§ **WORK TO BE COMPLETED**: Quote these lines exactly: the one that holds "Read out every word on this page." and every line after it to the end of the material below. Skip pictures.

§ **GIVEN RECORDS**:
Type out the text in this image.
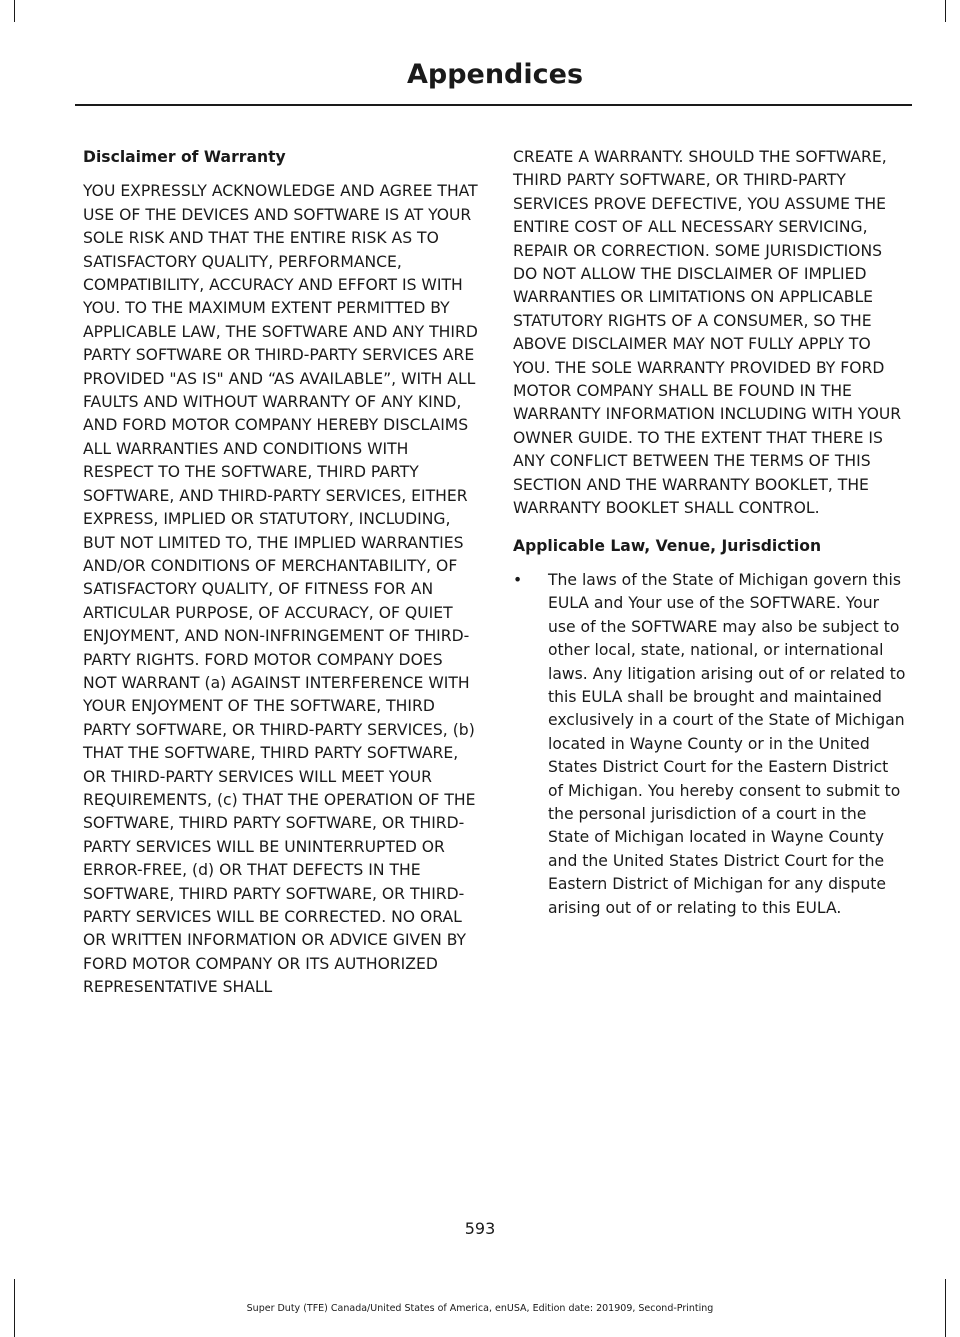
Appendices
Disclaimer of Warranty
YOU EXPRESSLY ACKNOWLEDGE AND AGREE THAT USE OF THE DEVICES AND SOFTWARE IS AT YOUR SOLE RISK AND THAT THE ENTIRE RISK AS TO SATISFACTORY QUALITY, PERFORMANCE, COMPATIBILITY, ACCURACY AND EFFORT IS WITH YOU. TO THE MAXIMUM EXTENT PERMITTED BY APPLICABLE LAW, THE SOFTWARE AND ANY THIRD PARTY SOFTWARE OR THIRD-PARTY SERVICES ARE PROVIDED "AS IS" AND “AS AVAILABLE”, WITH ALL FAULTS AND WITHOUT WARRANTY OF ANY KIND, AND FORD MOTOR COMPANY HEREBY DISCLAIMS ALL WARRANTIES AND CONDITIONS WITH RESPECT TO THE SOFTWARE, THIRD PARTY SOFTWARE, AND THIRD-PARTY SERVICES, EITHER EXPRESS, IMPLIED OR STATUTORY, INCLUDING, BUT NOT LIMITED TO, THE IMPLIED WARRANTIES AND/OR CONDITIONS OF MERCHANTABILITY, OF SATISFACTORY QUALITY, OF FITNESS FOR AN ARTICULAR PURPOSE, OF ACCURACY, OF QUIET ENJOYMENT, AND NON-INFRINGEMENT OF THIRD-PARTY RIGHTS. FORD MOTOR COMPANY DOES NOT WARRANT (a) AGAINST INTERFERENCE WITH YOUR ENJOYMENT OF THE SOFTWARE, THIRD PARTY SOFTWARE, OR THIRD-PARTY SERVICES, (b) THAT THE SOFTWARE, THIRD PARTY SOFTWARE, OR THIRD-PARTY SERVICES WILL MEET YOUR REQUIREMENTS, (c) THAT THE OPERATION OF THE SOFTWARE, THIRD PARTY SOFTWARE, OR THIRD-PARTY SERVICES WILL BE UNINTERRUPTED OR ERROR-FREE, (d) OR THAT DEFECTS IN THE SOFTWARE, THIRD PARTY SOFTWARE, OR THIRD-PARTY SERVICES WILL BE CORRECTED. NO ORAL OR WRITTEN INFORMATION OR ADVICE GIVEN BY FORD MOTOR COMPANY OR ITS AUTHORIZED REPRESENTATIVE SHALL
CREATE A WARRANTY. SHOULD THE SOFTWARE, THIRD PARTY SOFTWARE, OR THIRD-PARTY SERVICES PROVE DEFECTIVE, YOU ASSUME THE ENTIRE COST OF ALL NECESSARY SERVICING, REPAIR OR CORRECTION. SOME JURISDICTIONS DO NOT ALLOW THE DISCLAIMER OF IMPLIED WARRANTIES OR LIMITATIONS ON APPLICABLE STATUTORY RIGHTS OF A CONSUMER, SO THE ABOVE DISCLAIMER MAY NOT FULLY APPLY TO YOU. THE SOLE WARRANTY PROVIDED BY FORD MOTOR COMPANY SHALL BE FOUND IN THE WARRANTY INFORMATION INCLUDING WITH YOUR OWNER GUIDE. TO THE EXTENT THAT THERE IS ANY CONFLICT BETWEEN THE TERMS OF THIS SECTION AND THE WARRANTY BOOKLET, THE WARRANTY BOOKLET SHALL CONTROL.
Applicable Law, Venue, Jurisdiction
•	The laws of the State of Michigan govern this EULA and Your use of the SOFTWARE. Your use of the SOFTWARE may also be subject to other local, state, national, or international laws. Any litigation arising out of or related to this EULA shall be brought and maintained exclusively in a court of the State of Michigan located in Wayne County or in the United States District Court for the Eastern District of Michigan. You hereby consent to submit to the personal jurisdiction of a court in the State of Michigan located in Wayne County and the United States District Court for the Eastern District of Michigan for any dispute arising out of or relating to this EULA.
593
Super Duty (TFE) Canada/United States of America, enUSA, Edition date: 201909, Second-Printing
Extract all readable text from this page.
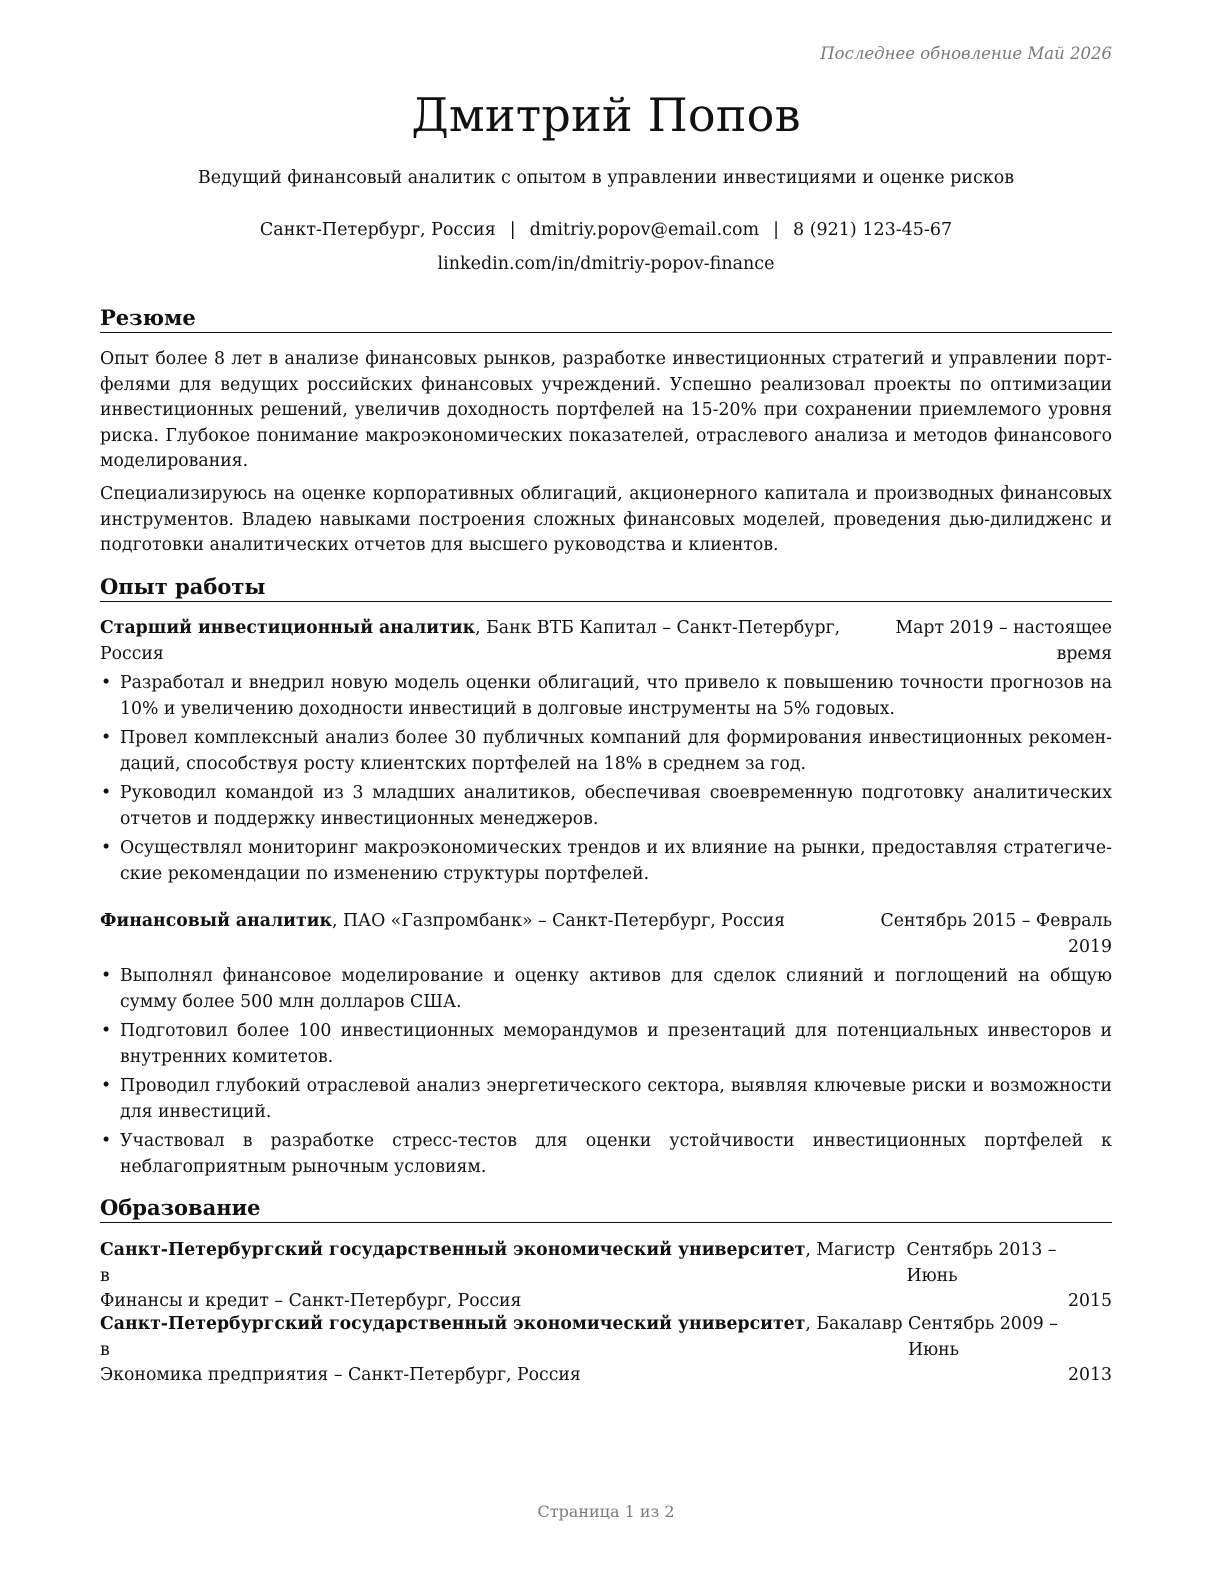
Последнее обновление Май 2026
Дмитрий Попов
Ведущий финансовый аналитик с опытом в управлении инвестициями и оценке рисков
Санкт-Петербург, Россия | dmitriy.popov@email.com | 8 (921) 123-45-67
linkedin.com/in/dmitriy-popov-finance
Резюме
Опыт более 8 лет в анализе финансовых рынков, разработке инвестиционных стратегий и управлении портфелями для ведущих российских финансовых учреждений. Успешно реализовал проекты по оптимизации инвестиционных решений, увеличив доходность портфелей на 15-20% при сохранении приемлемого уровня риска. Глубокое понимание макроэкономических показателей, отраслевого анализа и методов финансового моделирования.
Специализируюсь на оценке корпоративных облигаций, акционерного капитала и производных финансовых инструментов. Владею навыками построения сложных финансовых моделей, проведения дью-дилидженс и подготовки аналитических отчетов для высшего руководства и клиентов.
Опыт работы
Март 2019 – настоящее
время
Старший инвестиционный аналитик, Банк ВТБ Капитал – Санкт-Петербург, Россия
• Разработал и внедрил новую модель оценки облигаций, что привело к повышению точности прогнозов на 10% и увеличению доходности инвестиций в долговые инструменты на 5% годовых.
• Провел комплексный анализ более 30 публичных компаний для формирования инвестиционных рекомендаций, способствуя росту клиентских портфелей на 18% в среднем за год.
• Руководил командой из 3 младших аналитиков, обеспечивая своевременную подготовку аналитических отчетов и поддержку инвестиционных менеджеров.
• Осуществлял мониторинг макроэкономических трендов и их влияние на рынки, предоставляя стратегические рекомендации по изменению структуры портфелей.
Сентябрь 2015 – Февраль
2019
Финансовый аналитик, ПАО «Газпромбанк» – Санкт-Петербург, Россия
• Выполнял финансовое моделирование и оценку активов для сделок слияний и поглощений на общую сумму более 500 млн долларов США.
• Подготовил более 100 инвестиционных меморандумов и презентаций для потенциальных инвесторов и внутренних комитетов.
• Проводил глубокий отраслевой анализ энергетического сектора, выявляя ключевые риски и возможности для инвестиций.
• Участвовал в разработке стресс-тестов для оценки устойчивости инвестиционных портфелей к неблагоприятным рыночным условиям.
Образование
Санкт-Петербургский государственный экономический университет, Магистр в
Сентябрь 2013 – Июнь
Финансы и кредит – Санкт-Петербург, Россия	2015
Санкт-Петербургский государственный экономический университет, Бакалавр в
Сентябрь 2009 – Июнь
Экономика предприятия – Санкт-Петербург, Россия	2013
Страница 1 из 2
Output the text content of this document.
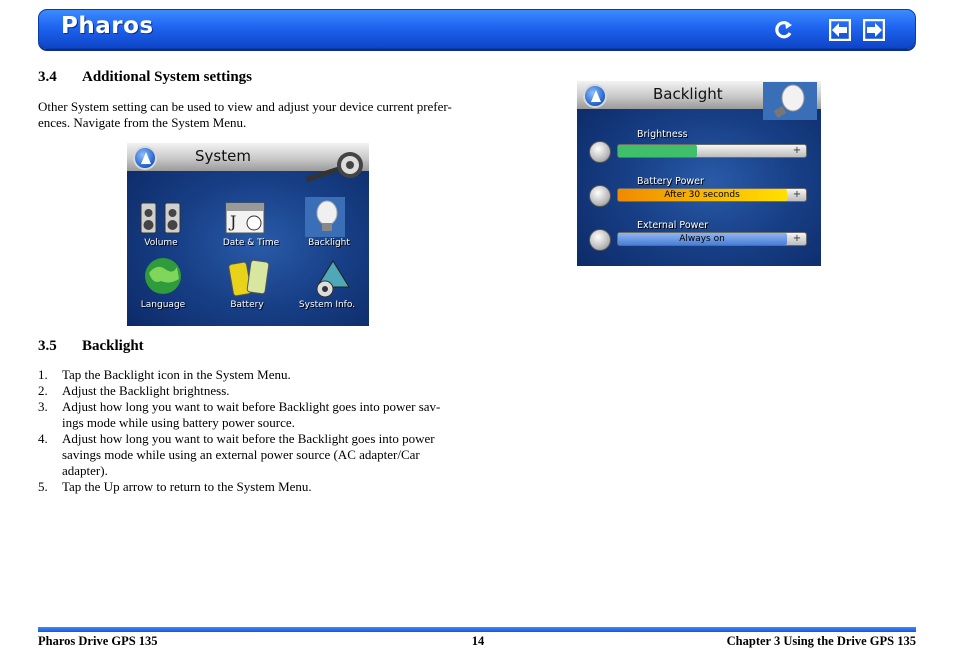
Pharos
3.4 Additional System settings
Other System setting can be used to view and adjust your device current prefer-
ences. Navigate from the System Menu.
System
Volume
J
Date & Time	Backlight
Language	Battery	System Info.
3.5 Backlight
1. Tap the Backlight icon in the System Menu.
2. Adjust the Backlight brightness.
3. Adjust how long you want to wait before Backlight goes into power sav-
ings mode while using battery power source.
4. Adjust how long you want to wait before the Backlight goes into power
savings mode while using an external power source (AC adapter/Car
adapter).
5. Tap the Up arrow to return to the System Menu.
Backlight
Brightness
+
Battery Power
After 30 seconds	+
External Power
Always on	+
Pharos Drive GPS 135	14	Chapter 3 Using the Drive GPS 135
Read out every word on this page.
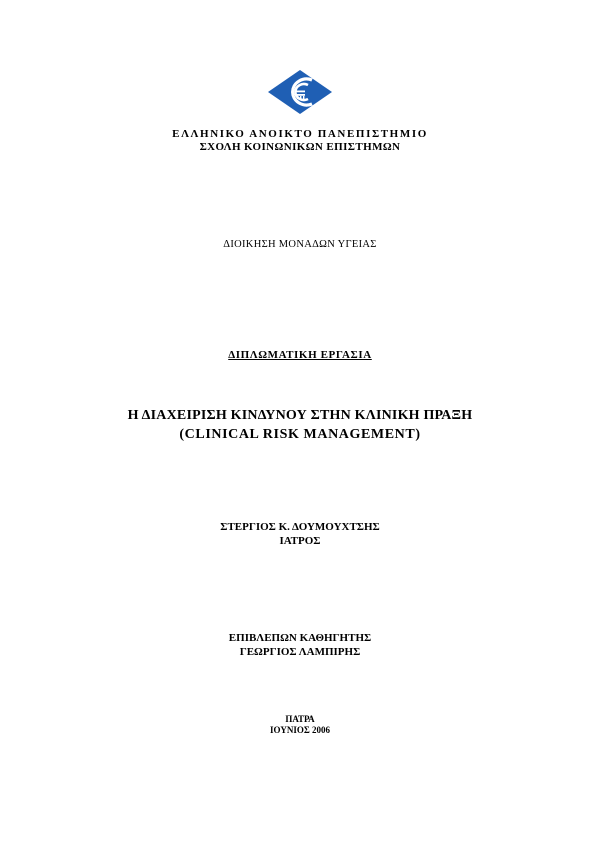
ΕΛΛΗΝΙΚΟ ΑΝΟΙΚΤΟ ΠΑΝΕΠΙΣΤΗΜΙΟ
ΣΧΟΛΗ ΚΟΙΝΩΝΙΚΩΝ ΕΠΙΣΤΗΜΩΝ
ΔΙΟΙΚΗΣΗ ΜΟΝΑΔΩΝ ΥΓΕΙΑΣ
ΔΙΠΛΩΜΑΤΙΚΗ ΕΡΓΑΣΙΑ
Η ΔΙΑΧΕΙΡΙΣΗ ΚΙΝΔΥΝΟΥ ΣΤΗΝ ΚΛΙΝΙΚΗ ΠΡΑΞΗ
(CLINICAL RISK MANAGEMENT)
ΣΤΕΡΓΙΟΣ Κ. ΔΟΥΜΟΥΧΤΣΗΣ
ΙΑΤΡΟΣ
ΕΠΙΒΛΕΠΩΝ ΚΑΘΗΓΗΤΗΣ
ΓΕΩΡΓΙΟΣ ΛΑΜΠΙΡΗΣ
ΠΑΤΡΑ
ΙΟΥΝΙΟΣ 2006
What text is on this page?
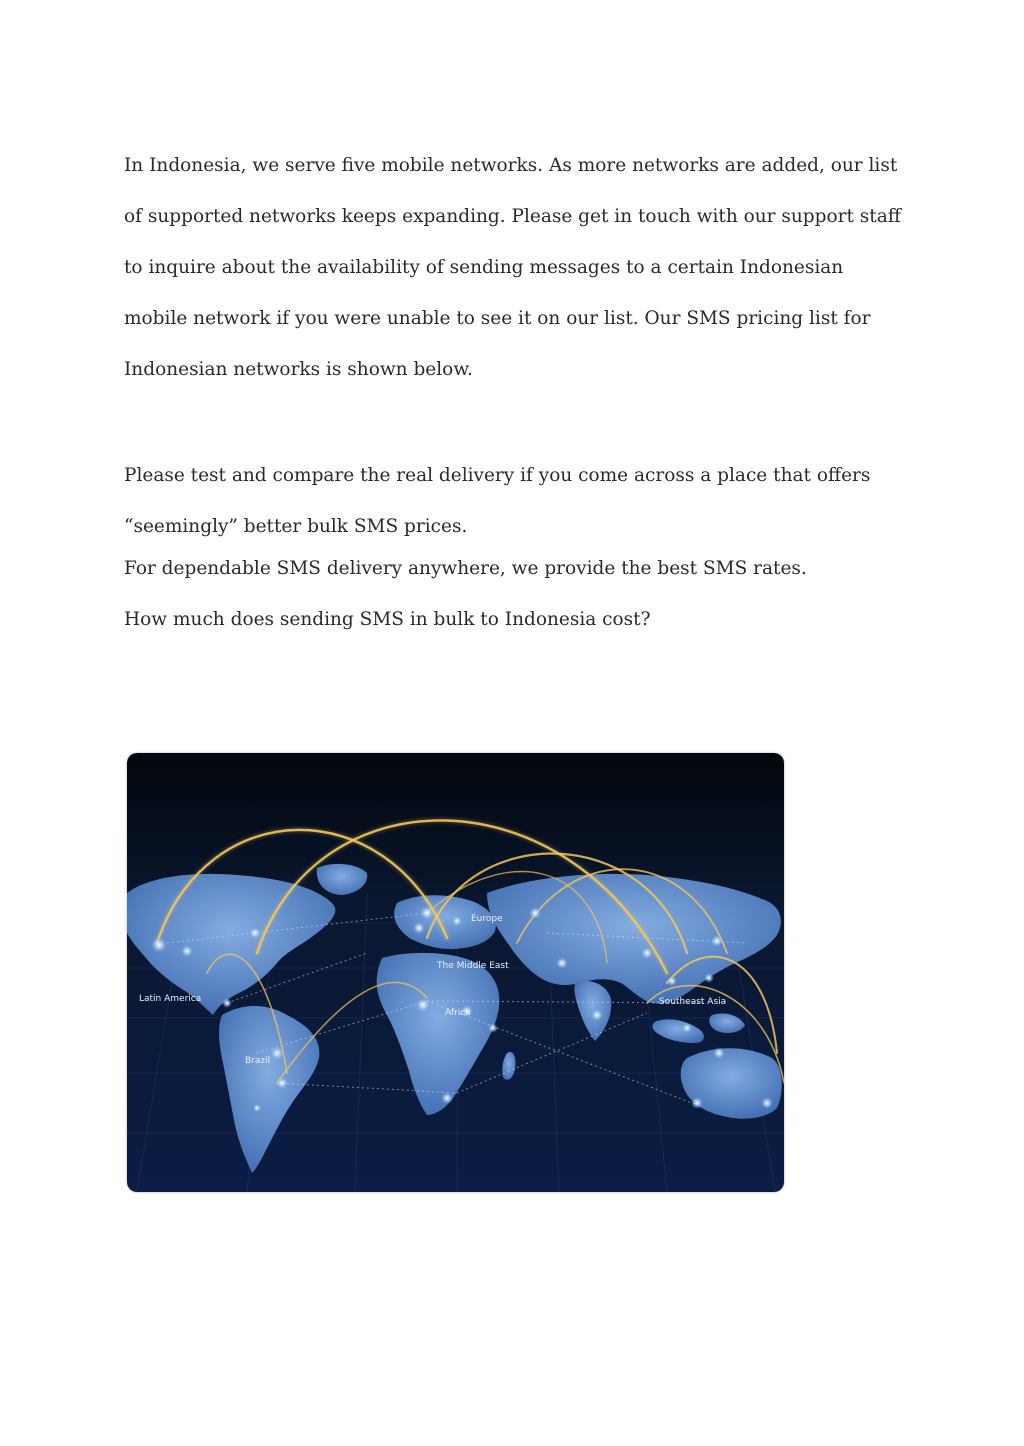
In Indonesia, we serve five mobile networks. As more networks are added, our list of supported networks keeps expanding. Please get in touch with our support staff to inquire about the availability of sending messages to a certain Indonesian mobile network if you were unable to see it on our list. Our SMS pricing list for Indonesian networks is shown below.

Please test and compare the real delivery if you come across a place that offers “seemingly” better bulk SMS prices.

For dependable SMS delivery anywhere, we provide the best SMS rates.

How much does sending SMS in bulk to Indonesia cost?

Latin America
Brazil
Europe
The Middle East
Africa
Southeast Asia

§ **RESULT OF THE TASK**:
Read out every word on this page.
ΕΛΛΗΝΙΚΟ ΑΝΟΙΚΤΟ ΠΑΝΕΠΙΣΤΗΜΙΟ
ΣΧΟΛΗ ΚΟΙΝΩΝΙΚΩΝ ΕΠΙΣΤΗΜΩΝ
ΔΙΟΙΚΗΣΗ ΜΟΝΑΔΩΝ ΥΓΕΙΑΣ
ΔΙΠΛΩΜΑΤΙΚΗ ΕΡΓΑΣΙΑ
Η ΔΙΑΧΕΙΡΙΣΗ ΚΙΝΔΥΝΟΥ ΣΤΗΝ ΚΛΙΝΙΚΗ ΠΡΑΞΗ
(CLINICAL RISK MANAGEMENT)
ΣΤΕΡΓΙΟΣ Κ. ΔΟΥΜΟΥΧΤΣΗΣ
ΙΑΤΡΟΣ
ΕΠΙΒΛΕΠΩΝ ΚΑΘΗΓΗΤΗΣ
ΓΕΩΡΓΙΟΣ ΛΑΜΠΙΡΗΣ
ΠΑΤΡΑ
ΙΟΥΝΙΟΣ 2006
What text is on this page?
In Indonesia, we serve five mobile networks. As more networks are added, our list of supported networks keeps expanding. Please get in touch with our support staff to inquire about the availability of sending messages to a certain Indonesian mobile network if you were unable to see it on our list. Our SMS pricing list for Indonesian networks is shown below.

Please test and compare the real delivery if you come across a place that offers “seemingly” better bulk SMS prices.

For dependable SMS delivery anywhere, we provide the best SMS rates.

How much does sending SMS in bulk to Indonesia cost?

Latin America
Brazil
Europe
The Middle East
Africa
Southeast Asia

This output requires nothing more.